Requirement:
Filter the entries and keep only the lines where the string "Dorsualnotiz" appears.
====
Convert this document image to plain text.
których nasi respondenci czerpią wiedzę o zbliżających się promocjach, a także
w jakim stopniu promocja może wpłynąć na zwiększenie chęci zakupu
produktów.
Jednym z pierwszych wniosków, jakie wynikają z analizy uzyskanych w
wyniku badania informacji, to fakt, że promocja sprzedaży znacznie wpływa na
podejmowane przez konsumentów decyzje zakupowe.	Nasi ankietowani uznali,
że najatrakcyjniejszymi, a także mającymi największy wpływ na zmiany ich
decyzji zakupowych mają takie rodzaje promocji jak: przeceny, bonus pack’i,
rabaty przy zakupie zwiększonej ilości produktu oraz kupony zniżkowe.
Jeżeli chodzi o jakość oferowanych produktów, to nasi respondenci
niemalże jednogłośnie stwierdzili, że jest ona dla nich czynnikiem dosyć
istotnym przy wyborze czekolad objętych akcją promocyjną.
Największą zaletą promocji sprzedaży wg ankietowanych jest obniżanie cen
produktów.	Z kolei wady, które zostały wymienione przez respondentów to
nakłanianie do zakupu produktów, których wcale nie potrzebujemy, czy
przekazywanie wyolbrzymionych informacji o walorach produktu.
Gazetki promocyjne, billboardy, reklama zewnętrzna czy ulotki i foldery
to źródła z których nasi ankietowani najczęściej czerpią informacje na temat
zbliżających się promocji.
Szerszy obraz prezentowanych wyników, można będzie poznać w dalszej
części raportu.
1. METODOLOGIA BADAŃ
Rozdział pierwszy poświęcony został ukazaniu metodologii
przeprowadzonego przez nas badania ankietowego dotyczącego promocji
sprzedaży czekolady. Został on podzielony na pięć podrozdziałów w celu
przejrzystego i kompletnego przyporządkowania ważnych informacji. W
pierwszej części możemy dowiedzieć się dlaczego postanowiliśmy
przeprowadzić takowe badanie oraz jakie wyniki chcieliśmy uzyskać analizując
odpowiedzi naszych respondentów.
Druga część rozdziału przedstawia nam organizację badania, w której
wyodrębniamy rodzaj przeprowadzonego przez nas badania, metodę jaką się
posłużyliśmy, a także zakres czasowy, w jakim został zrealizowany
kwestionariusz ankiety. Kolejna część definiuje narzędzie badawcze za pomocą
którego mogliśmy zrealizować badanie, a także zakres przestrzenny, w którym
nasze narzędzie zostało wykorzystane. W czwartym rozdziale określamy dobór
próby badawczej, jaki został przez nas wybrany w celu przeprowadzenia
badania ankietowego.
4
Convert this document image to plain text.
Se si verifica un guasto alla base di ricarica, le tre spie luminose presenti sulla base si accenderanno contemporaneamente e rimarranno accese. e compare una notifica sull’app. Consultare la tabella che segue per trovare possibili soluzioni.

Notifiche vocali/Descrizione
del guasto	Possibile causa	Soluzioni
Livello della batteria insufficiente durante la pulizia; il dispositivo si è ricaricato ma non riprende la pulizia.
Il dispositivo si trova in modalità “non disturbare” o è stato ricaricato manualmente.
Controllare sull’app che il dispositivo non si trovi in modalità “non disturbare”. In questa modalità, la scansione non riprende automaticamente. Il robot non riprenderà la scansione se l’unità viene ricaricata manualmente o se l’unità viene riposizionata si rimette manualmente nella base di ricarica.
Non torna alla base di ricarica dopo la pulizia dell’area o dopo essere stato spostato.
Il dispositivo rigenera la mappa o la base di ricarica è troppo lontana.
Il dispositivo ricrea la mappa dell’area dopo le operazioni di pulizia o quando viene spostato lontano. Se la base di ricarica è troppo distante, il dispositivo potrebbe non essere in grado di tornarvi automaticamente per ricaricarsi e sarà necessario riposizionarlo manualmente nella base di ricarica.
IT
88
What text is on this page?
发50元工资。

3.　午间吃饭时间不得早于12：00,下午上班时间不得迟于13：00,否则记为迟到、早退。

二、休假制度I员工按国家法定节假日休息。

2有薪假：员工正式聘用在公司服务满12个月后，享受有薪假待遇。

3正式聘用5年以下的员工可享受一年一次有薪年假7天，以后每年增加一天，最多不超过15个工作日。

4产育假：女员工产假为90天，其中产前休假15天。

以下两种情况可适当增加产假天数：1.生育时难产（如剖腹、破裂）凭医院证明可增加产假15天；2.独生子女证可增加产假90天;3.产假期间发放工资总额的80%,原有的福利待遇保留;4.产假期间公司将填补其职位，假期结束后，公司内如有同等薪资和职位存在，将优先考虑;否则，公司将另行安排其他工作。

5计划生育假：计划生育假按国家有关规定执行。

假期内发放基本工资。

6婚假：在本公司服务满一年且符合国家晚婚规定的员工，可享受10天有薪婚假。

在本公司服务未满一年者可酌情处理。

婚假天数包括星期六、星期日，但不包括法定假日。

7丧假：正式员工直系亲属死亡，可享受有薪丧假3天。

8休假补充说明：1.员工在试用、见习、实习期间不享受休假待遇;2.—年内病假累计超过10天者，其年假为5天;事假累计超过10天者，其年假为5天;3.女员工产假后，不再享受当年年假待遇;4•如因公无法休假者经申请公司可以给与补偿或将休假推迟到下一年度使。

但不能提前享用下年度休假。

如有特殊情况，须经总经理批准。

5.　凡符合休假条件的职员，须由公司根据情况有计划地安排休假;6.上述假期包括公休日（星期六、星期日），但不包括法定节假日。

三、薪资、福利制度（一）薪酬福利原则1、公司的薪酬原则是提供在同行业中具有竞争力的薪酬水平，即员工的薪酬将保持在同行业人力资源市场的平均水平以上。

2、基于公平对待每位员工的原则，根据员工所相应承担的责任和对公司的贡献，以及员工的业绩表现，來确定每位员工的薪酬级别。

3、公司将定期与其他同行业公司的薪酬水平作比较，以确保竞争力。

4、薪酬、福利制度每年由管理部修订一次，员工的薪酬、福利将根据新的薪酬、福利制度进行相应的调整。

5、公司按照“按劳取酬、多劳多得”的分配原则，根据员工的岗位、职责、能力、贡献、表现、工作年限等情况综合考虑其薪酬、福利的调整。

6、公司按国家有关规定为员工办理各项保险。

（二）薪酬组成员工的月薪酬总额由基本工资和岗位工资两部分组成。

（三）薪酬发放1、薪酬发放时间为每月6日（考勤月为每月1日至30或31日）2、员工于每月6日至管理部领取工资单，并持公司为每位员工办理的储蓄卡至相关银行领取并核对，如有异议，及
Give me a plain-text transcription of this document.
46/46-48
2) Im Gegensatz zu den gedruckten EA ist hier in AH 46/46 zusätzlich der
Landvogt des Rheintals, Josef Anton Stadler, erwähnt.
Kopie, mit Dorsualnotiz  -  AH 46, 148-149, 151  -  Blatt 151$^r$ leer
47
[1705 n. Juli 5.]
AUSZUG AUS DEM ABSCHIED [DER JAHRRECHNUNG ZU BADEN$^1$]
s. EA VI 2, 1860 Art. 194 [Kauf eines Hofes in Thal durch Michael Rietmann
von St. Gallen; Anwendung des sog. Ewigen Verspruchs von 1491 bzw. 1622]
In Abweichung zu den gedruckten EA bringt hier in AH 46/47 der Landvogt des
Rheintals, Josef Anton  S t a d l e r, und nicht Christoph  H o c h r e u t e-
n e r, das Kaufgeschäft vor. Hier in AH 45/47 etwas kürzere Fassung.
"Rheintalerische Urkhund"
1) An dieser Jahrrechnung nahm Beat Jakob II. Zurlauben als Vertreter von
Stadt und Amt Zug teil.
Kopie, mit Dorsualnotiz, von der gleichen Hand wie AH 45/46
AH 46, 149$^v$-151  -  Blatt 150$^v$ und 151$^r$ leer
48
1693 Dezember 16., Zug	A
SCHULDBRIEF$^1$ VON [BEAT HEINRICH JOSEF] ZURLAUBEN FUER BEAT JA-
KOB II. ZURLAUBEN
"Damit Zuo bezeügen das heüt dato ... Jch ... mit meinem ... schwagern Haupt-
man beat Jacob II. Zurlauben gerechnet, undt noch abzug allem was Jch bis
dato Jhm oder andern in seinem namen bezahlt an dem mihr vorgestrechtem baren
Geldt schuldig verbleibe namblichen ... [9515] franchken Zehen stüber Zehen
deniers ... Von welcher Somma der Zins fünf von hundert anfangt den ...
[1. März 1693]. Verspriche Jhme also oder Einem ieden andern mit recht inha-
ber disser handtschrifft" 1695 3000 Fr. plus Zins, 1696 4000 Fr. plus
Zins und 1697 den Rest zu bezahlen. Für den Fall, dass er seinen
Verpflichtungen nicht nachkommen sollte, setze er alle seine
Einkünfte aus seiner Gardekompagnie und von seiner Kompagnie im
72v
====
The response:
Kopie, mit Dorsualnotiz  -  AH 46, 148-149, 151  -  Blatt 151$^r$ leer
Kopie, mit Dorsualnotiz, von der gleichen Hand wie AH 45/46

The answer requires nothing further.